◆ WHAT THE TASK ASKS ◆
Take each line containing the word "WinStations" and copy it.

[START DATA]

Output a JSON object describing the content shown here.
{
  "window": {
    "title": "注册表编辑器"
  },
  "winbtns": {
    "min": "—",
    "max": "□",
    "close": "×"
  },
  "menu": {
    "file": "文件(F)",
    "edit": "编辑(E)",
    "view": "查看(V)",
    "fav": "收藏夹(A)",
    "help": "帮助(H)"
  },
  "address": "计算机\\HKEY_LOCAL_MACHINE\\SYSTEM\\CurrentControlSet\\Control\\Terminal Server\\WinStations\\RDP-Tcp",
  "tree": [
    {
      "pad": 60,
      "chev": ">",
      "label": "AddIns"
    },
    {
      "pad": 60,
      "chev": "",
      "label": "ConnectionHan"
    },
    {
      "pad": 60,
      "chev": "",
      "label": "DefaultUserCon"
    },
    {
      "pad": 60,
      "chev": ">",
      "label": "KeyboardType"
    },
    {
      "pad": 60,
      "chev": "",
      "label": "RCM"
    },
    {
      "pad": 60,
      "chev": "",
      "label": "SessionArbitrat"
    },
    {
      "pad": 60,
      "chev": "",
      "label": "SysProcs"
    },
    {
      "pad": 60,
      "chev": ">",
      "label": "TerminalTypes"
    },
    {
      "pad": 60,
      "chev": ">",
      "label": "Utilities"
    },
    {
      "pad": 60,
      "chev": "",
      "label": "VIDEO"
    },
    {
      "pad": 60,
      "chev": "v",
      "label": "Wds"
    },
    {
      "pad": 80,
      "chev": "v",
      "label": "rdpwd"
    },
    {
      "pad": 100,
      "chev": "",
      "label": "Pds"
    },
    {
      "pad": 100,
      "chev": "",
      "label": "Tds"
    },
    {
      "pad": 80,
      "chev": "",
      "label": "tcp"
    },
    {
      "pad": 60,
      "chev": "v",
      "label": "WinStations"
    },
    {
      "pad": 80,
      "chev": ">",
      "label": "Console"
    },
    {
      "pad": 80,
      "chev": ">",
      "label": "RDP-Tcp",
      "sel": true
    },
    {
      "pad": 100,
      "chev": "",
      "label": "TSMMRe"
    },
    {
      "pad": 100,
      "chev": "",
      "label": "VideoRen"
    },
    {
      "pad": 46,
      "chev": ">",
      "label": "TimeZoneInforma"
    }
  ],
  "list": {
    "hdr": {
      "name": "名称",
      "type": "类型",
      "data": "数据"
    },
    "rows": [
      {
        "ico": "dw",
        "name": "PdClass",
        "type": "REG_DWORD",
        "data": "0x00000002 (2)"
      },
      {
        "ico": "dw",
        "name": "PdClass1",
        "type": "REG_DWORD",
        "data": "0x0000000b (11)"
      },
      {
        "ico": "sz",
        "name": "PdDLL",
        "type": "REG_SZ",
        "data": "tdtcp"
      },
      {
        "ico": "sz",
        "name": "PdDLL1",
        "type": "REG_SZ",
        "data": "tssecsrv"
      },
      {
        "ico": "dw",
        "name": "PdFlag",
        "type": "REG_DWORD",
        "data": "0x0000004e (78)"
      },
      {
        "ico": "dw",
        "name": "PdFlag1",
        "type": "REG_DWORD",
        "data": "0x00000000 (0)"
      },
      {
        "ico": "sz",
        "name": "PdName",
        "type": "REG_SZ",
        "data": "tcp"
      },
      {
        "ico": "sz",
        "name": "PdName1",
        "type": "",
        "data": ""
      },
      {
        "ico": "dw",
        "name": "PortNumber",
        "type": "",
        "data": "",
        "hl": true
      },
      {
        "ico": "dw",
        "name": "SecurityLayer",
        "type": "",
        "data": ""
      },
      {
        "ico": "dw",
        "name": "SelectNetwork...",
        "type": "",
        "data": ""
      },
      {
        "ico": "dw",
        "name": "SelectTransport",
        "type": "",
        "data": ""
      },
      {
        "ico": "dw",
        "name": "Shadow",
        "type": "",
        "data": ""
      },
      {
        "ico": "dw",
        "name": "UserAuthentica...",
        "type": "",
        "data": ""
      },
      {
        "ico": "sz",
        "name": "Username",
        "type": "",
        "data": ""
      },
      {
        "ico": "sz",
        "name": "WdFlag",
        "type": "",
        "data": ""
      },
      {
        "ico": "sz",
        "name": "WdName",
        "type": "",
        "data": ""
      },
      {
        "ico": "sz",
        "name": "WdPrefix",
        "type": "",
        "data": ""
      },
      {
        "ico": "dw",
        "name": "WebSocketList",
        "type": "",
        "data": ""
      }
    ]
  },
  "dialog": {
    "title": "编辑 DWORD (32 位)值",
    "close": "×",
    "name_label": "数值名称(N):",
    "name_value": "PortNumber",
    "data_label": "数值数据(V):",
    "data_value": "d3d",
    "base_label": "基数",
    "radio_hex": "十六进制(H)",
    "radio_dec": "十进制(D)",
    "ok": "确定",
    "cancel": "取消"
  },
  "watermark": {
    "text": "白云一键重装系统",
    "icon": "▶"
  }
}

[END DATA]

◆ OUTPUT FOR THIS TASK ◆
  "address": "计算机\\HKEY_LOCAL_MACHINE\\SYSTEM\\CurrentControlSet\\Control\\Terminal Server\\WinStations\\RDP-Tcp",
      "label": "WinStations"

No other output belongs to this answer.